# start of RECORDS PROVIDED

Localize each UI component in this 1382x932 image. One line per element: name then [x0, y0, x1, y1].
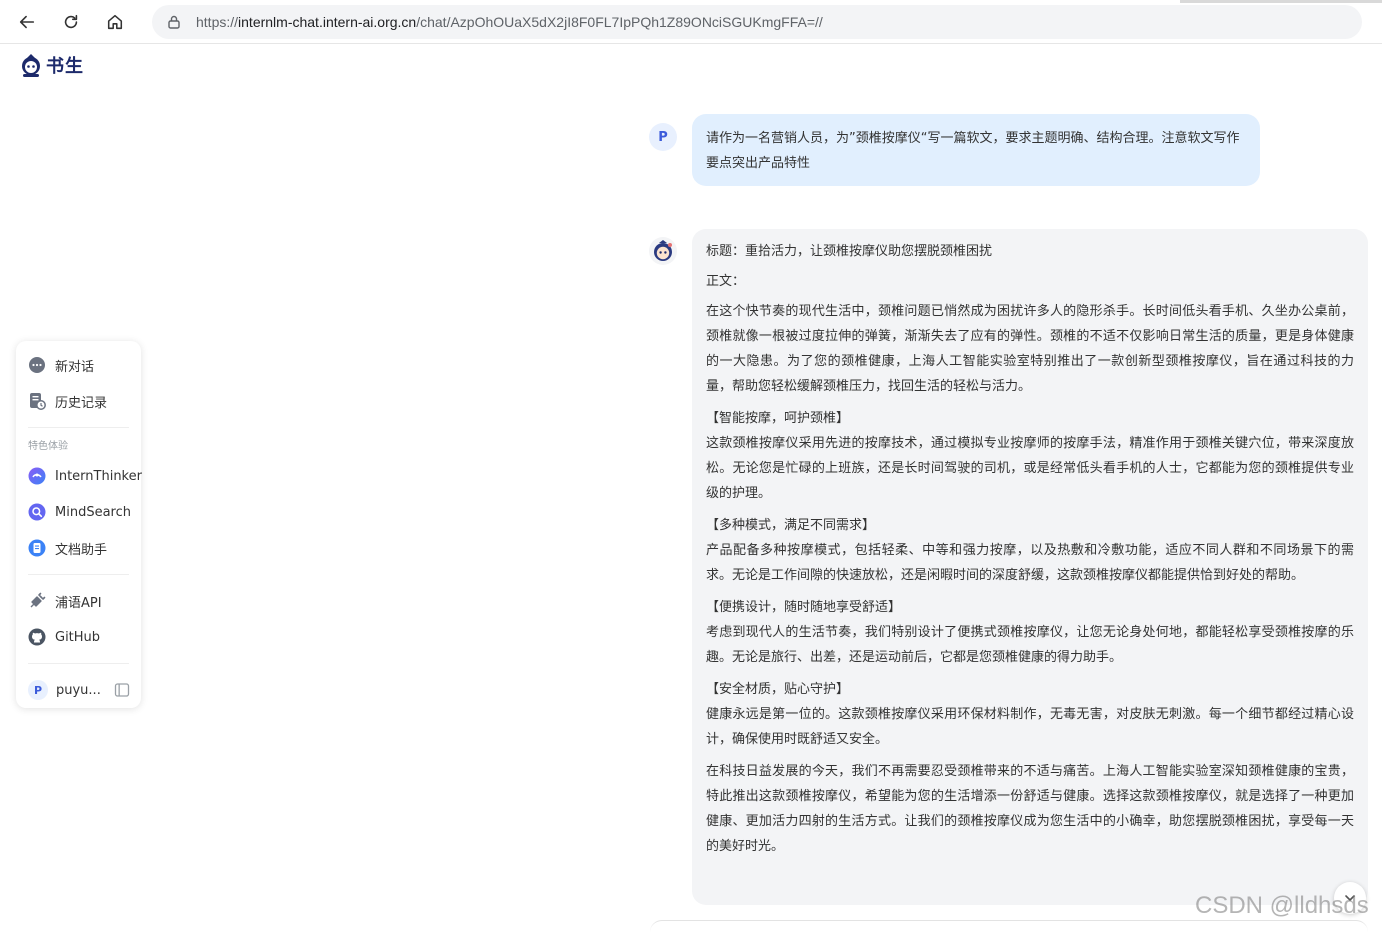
sidebar-item-label: GitHub: [55, 629, 101, 645]
user-message-text: 请作为一名营销人员，为”颈椎按摩仪“写一篇软文，要求主题明确、结构合理。注意软文…: [706, 131, 1240, 171]
github-icon: [28, 628, 46, 646]
chat-input-edge: [650, 920, 1368, 932]
answer-section-heading: 【多种模式，满足不同需求】: [706, 518, 876, 533]
url-host: internlm-chat.intern-ai.org.cn: [238, 13, 417, 30]
sidebar-item-puyu-api[interactable]: 浦语API: [16, 583, 141, 619]
app-logo[interactable]: 书生: [18, 52, 84, 78]
user-avatar: P: [28, 680, 48, 700]
history-icon: [28, 392, 46, 410]
home-icon: [107, 14, 123, 29]
logo-text: 书生: [46, 56, 84, 77]
sidebar-toggle-icon[interactable]: [114, 682, 130, 698]
answer-section-heading: 【智能按摩，呵护颈椎】: [706, 411, 850, 426]
assistant-message-bubble: 标题：重拾活力，让颈椎按摩仪助您摆脱颈椎困扰 正文： 在这个快节奏的现代生活中，…: [692, 229, 1368, 905]
plug-icon: [28, 592, 46, 610]
section-label: 特色体验: [28, 441, 68, 452]
url-prefix: https://: [196, 13, 239, 30]
sidebar-item-label: 浦语API: [55, 595, 102, 611]
back-arrow-icon: [19, 15, 35, 28]
sidebar-item-label: InternThinker: [55, 468, 142, 484]
chat-page: 书生 新对话 历史记录 特色体验 InternThinker MindSearc…: [0, 44, 1382, 929]
sidebar-item-label: 历史记录: [55, 395, 108, 411]
back-button[interactable]: [10, 5, 44, 39]
user-message-bubble: 请作为一名营销人员，为”颈椎按摩仪“写一篇软文，要求主题明确、结构合理。注意软文…: [692, 114, 1260, 186]
user-name: puyu...: [56, 682, 100, 698]
answer-paragraph: 产品配备多种按摩模式，包括轻柔、中等和强力按摩，以及热敷和冷敷功能，适应不同人群…: [706, 543, 1354, 583]
answer-paragraph: 在这个快节奏的现代生活中，颈椎问题已悄然成为困扰许多人的隐形杀手。长时间低头看手…: [706, 304, 1354, 394]
sidebar-item-label: 文档助手: [55, 542, 108, 558]
mindsearch-icon: [28, 503, 46, 521]
chat-bubble-icon: [28, 356, 46, 374]
mascot-avatar-icon: [654, 240, 672, 261]
reload-icon: [64, 14, 78, 28]
answer-section-heading: 【安全材质，贴心守护】: [706, 682, 850, 697]
mascot-logo-icon: [22, 54, 40, 77]
home-button[interactable]: [98, 5, 132, 39]
document-icon: [28, 539, 46, 557]
menu-divider: [28, 663, 129, 664]
answer-section-heading: 【便携设计，随时随地享受舒适】: [706, 600, 902, 615]
url-text: https://internlm-chat.intern-ai.org.cn/c…: [196, 14, 823, 30]
answer-title: 标题：重拾活力，让颈椎按摩仪助您摆脱颈椎困扰: [706, 244, 993, 259]
url-path: /chat/AzpOhOUaX5dX2jI8F0FL7IpPQh1Z89ONci…: [416, 13, 823, 30]
sidebar-item-label: MindSearch: [55, 504, 131, 520]
internthinker-icon: [28, 467, 46, 485]
sidebar-menu: 新对话 历史记录 特色体验 InternThinker MindSearch 文…: [16, 341, 142, 708]
answer-paragraph: 在科技日益发展的今天，我们不再需要忍受颈椎带来的不适与痛苦。上海人工智能实验室深…: [706, 764, 1354, 854]
sidebar-item-new-chat[interactable]: 新对话: [16, 347, 141, 383]
sidebar-item-internthinker[interactable]: InternThinker: [16, 458, 142, 494]
watermark: CSDN @lldhsds: [1195, 892, 1369, 919]
menu-divider: [28, 574, 129, 575]
answer-label: 正文：: [706, 274, 746, 289]
sidebar-item-history[interactable]: 历史记录: [16, 383, 141, 419]
sidebar-item-mindsearch[interactable]: MindSearch: [16, 494, 141, 530]
lock-icon: [168, 15, 180, 29]
sidebar-item-github[interactable]: GitHub: [16, 619, 141, 655]
address-bar[interactable]: https://internlm-chat.intern-ai.org.cn/c…: [152, 4, 1362, 39]
answer-paragraph: 健康永远是第一位的。这款颈椎按摩仪采用环保材料制作，无毒无害，对皮肤无刺激。每一…: [706, 707, 1354, 747]
user-message-avatar: P: [649, 123, 677, 151]
assistant-avatar: [649, 237, 677, 265]
answer-paragraph: 考虑到现代人的生活节奏，我们特别设计了便携式颈椎按摩仪，让您无论身处何地，都能轻…: [706, 625, 1354, 665]
menu-divider: [28, 427, 129, 428]
browser-toolbar: https://internlm-chat.intern-ai.org.cn/c…: [0, 0, 1382, 44]
sidebar-item-document-assistant[interactable]: 文档助手: [16, 530, 141, 566]
tab-strip-edge: [1180, 0, 1382, 3]
answer-paragraph: 这款颈椎按摩仪采用先进的按摩技术，通过模拟专业按摩师的按摩手法，精准作用于颈椎关…: [706, 436, 1354, 501]
reload-button[interactable]: [54, 5, 88, 39]
sidebar-item-label: 新对话: [55, 359, 95, 375]
user-profile[interactable]: P puyu...: [16, 672, 141, 708]
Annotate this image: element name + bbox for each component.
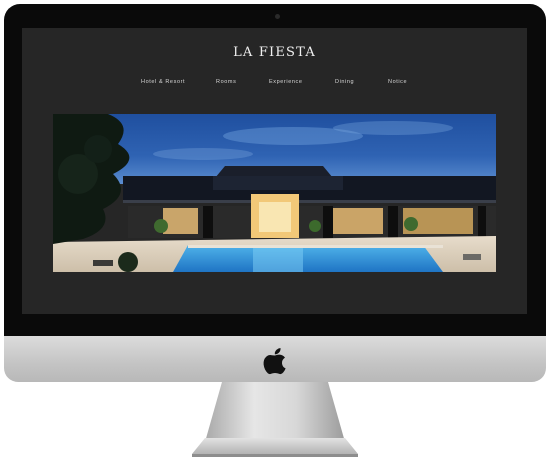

# end of RECORDS PROVIDED

» **WHAT THE EXERCISE ASKS**: Copy out the lines above exactly, starting at the line containing "sidebar-item-label: GitHub: [55, 629, 101, 645]" and ending with the line containing "answer-section-heading: 【多种模式，满足不同需求】: [706, 518, 876, 533]", both included.

» **EXERCISE RESPONSE**:
sidebar-item-label: GitHub: [55, 629, 101, 645]
user-message-text: 请作为一名营销人员，为”颈椎按摩仪“写一篇软文，要求主题明确、结构合理。注意软文…: [706, 131, 1240, 171]
github-icon: [28, 628, 46, 646]
chat-input-edge: [650, 920, 1368, 932]
answer-section-heading: 【多种模式，满足不同需求】: [706, 518, 876, 533]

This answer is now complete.